[Record extracts start]

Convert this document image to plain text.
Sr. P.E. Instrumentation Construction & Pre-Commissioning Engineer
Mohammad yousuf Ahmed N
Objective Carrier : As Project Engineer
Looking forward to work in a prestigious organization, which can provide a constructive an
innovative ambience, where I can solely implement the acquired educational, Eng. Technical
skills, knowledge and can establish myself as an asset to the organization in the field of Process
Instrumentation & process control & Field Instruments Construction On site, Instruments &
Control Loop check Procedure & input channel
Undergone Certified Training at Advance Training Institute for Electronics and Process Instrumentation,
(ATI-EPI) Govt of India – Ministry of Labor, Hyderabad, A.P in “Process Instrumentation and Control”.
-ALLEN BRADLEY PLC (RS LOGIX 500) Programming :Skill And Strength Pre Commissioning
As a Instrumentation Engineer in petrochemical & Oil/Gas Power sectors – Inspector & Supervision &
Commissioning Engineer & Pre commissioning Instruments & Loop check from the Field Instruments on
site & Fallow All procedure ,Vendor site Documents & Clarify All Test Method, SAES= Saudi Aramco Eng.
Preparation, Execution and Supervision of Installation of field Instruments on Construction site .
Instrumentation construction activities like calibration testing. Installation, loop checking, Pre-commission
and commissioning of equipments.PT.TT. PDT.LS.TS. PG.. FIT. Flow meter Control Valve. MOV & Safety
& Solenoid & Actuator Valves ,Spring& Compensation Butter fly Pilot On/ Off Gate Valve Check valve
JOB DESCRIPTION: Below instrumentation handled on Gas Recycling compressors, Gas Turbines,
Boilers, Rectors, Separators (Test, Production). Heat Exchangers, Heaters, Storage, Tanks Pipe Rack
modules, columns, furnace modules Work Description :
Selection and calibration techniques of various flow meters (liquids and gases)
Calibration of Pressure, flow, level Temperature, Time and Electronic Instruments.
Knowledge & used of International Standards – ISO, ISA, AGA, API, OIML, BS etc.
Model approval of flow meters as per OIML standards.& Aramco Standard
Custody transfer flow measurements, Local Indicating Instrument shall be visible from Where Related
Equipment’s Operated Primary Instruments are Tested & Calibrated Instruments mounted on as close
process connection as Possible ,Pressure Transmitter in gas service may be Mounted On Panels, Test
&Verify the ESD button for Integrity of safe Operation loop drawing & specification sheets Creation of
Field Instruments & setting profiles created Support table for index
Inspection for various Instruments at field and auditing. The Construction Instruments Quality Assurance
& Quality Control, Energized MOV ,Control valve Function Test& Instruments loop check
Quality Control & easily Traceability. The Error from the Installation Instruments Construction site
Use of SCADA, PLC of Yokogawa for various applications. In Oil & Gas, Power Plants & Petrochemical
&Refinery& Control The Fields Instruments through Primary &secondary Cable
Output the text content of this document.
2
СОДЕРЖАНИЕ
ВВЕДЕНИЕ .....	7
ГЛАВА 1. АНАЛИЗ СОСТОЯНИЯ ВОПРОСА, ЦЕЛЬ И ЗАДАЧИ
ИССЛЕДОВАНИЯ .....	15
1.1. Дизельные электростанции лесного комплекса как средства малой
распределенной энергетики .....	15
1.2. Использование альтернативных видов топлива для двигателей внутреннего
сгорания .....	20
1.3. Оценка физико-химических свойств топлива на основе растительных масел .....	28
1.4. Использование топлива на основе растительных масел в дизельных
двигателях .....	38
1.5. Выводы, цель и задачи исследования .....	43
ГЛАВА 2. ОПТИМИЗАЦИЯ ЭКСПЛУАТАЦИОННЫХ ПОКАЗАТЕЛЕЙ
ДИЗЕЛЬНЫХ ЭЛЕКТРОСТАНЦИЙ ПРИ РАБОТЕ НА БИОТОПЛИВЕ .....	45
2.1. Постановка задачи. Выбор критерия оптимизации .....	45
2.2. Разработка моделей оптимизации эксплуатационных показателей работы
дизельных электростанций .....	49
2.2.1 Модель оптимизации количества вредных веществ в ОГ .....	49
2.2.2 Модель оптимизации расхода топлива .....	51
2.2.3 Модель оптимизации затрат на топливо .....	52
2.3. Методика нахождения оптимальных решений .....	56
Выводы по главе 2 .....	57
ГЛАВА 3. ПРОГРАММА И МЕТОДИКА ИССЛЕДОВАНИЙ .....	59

[Record extracts end]

Problem details. Using the listing above, pick out each line that contains the word "топлива", then copy it.

Complete response.
1.2. Использование альтернативных видов топлива для двигателей внутреннего
1.3. Оценка физико-химических свойств топлива на основе растительных масел .....	28
1.4. Использование топлива на основе растительных масел в дизельных
2.2.2 Модель оптимизации расхода топлива .....	51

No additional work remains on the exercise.